--- Start of GIVEN DATA ---
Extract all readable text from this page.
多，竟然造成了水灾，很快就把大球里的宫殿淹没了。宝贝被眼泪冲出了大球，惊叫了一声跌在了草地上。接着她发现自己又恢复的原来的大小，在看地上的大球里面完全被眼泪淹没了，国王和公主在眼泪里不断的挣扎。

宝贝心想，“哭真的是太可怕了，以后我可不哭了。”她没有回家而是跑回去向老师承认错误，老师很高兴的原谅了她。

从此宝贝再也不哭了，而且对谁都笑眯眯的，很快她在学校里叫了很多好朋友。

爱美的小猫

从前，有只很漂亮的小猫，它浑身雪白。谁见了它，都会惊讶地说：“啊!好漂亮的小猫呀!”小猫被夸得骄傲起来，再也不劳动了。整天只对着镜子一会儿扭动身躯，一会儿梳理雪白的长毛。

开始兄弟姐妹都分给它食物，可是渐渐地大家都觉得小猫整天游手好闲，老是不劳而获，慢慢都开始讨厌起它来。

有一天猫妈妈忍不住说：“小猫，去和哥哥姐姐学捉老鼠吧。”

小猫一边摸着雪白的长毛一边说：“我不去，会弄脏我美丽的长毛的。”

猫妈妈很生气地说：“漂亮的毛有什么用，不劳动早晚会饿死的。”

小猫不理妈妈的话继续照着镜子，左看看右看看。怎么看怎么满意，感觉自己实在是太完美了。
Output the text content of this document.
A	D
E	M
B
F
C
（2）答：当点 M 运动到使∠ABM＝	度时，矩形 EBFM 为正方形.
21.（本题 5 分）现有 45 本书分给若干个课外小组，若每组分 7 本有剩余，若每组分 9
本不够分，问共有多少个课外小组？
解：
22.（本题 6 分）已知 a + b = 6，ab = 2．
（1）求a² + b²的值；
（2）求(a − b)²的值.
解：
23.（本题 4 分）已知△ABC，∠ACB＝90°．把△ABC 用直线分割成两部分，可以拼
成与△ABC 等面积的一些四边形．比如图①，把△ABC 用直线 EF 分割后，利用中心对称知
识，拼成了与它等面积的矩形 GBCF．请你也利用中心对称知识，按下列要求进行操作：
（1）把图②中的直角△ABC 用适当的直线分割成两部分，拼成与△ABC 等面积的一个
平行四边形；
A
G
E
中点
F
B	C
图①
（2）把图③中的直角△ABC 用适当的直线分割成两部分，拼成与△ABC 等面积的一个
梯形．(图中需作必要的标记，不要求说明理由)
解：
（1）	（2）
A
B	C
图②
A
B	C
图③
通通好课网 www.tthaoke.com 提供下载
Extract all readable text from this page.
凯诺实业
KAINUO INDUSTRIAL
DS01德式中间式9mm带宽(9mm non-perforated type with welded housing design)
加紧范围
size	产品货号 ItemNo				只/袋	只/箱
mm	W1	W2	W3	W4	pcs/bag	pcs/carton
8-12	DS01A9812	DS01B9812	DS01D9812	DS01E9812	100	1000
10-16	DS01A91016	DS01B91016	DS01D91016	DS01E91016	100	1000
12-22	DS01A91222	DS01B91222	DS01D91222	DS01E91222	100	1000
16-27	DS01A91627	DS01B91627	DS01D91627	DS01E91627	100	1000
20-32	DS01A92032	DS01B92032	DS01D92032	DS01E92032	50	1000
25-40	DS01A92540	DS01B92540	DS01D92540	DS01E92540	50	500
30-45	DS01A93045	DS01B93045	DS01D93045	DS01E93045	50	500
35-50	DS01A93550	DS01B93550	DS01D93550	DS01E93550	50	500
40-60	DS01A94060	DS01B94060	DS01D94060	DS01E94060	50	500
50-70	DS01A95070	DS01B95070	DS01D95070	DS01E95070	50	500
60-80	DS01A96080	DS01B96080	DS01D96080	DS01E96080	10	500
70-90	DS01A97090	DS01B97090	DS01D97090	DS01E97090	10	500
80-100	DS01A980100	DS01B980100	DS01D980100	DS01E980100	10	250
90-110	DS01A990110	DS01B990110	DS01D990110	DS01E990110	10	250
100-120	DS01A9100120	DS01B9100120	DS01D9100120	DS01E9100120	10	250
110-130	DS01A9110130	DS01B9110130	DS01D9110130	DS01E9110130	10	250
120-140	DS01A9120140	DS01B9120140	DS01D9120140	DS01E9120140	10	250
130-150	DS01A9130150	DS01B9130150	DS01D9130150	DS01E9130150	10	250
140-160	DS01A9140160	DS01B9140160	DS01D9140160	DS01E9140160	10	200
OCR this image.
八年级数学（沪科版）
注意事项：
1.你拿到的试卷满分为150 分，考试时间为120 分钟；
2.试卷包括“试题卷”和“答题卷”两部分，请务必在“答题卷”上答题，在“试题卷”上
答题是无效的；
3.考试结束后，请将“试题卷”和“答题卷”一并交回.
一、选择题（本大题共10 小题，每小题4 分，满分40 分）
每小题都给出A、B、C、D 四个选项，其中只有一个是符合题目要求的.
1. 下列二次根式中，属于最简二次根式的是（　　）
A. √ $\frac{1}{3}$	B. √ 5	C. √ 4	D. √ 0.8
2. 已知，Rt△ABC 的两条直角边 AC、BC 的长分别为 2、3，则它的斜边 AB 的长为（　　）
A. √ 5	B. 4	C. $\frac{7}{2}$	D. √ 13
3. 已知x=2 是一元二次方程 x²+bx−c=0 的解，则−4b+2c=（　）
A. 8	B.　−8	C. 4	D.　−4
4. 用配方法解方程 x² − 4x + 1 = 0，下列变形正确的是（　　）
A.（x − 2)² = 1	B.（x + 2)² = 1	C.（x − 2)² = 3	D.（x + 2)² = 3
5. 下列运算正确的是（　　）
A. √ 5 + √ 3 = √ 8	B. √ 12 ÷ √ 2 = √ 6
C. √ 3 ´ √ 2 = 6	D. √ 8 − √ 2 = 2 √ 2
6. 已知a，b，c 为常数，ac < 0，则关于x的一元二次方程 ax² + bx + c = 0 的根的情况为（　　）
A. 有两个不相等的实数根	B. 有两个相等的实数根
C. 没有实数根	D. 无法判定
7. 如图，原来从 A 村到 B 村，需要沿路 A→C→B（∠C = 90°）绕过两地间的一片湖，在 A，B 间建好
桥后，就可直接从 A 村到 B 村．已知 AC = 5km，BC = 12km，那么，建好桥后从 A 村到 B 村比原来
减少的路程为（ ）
--- End of GIVEN DATA ---
● **INSTRUCTION**
From the records above, extract each line exactly as shown.

● **ANSWER BELOW**
Extract all readable text from this page.
多，竟然造成了水灾，很快就把大球里的宫殿淹没了。宝贝被眼泪冲出了大球，惊叫了一声跌在了草地上。接着她发现自己又恢复的原来的大小，在看地上的大球里面完全被眼泪淹没了，国王和公主在眼泪里不断的挣扎。

宝贝心想，“哭真的是太可怕了，以后我可不哭了。”她没有回家而是跑回去向老师承认错误，老师很高兴的原谅了她。

从此宝贝再也不哭了，而且对谁都笑眯眯的，很快她在学校里叫了很多好朋友。

爱美的小猫

从前，有只很漂亮的小猫，它浑身雪白。谁见了它，都会惊讶地说：“啊!好漂亮的小猫呀!”小猫被夸得骄傲起来，再也不劳动了。整天只对着镜子一会儿扭动身躯，一会儿梳理雪白的长毛。

开始兄弟姐妹都分给它食物，可是渐渐地大家都觉得小猫整天游手好闲，老是不劳而获，慢慢都开始讨厌起它来。

有一天猫妈妈忍不住说：“小猫，去和哥哥姐姐学捉老鼠吧。”

小猫一边摸着雪白的长毛一边说：“我不去，会弄脏我美丽的长毛的。”

猫妈妈很生气地说：“漂亮的毛有什么用，不劳动早晚会饿死的。”

小猫不理妈妈的话继续照着镜子，左看看右看看。怎么看怎么满意，感觉自己实在是太完美了。
Output the text content of this document.
A	D
E	M
B
F
C
（2）答：当点 M 运动到使∠ABM＝	度时，矩形 EBFM 为正方形.
21.（本题 5 分）现有 45 本书分给若干个课外小组，若每组分 7 本有剩余，若每组分 9
本不够分，问共有多少个课外小组？
解：
22.（本题 6 分）已知 a + b = 6，ab = 2．
（1）求a² + b²的值；
（2）求(a − b)²的值.
解：
23.（本题 4 分）已知△ABC，∠ACB＝90°．把△ABC 用直线分割成两部分，可以拼
成与△ABC 等面积的一些四边形．比如图①，把△ABC 用直线 EF 分割后，利用中心对称知
识，拼成了与它等面积的矩形 GBCF．请你也利用中心对称知识，按下列要求进行操作：
（1）把图②中的直角△ABC 用适当的直线分割成两部分，拼成与△ABC 等面积的一个
平行四边形；
A
G
E
中点
F
B	C
图①
（2）把图③中的直角△ABC 用适当的直线分割成两部分，拼成与△ABC 等面积的一个
梯形．(图中需作必要的标记，不要求说明理由)
解：
（1）	（2）
A
B	C
图②
A
B	C
图③
通通好课网 www.tthaoke.com 提供下载
Extract all readable text from this page.
凯诺实业
KAINUO INDUSTRIAL
DS01德式中间式9mm带宽(9mm non-perforated type with welded housing design)
加紧范围
size	产品货号 ItemNo				只/袋	只/箱
mm	W1	W2	W3	W4	pcs/bag	pcs/carton
8-12	DS01A9812	DS01B9812	DS01D9812	DS01E9812	100	1000
10-16	DS01A91016	DS01B91016	DS01D91016	DS01E91016	100	1000
12-22	DS01A91222	DS01B91222	DS01D91222	DS01E91222	100	1000
16-27	DS01A91627	DS01B91627	DS01D91627	DS01E91627	100	1000
20-32	DS01A92032	DS01B92032	DS01D92032	DS01E92032	50	1000
25-40	DS01A92540	DS01B92540	DS01D92540	DS01E92540	50	500
30-45	DS01A93045	DS01B93045	DS01D93045	DS01E93045	50	500
35-50	DS01A93550	DS01B93550	DS01D93550	DS01E93550	50	500
40-60	DS01A94060	DS01B94060	DS01D94060	DS01E94060	50	500
50-70	DS01A95070	DS01B95070	DS01D95070	DS01E95070	50	500
60-80	DS01A96080	DS01B96080	DS01D96080	DS01E96080	10	500
70-90	DS01A97090	DS01B97090	DS01D97090	DS01E97090	10	500
80-100	DS01A980100	DS01B980100	DS01D980100	DS01E980100	10	250
90-110	DS01A990110	DS01B990110	DS01D990110	DS01E990110	10	250
100-120	DS01A9100120	DS01B9100120	DS01D9100120	DS01E9100120	10	250
110-130	DS01A9110130	DS01B9110130	DS01D9110130	DS01E9110130	10	250
120-140	DS01A9120140	DS01B9120140	DS01D9120140	DS01E9120140	10	250
130-150	DS01A9130150	DS01B9130150	DS01D9130150	DS01E9130150	10	250
140-160	DS01A9140160	DS01B9140160	DS01D9140160	DS01E9140160	10	200
OCR this image.
八年级数学（沪科版）
注意事项：
1.你拿到的试卷满分为150 分，考试时间为120 分钟；
2.试卷包括“试题卷”和“答题卷”两部分，请务必在“答题卷”上答题，在“试题卷”上
答题是无效的；
3.考试结束后，请将“试题卷”和“答题卷”一并交回.
一、选择题（本大题共10 小题，每小题4 分，满分40 分）
每小题都给出A、B、C、D 四个选项，其中只有一个是符合题目要求的.
1. 下列二次根式中，属于最简二次根式的是（　　）
A. √ $\frac{1}{3}$	B. √ 5	C. √ 4	D. √ 0.8
2. 已知，Rt△ABC 的两条直角边 AC、BC 的长分别为 2、3，则它的斜边 AB 的长为（　　）
A. √ 5	B. 4	C. $\frac{7}{2}$	D. √ 13
3. 已知x=2 是一元二次方程 x²+bx−c=0 的解，则−4b+2c=（　）
A. 8	B.　−8	C. 4	D.　−4
4. 用配方法解方程 x² − 4x + 1 = 0，下列变形正确的是（　　）
A.（x − 2)² = 1	B.（x + 2)² = 1	C.（x − 2)² = 3	D.（x + 2)² = 3
5. 下列运算正确的是（　　）
A. √ 5 + √ 3 = √ 8	B. √ 12 ÷ √ 2 = √ 6
C. √ 3 ´ √ 2 = 6	D. √ 8 − √ 2 = 2 √ 2
6. 已知a，b，c 为常数，ac < 0，则关于x的一元二次方程 ax² + bx + c = 0 的根的情况为（　　）
A. 有两个不相等的实数根	B. 有两个相等的实数根
C. 没有实数根	D. 无法判定
7. 如图，原来从 A 村到 B 村，需要沿路 A→C→B（∠C = 90°）绕过两地间的一片湖，在 A，B 间建好
桥后，就可直接从 A 村到 B 村．已知 AC = 5km，BC = 12km，那么，建好桥后从 A 村到 B 村比原来
减少的路程为（ ）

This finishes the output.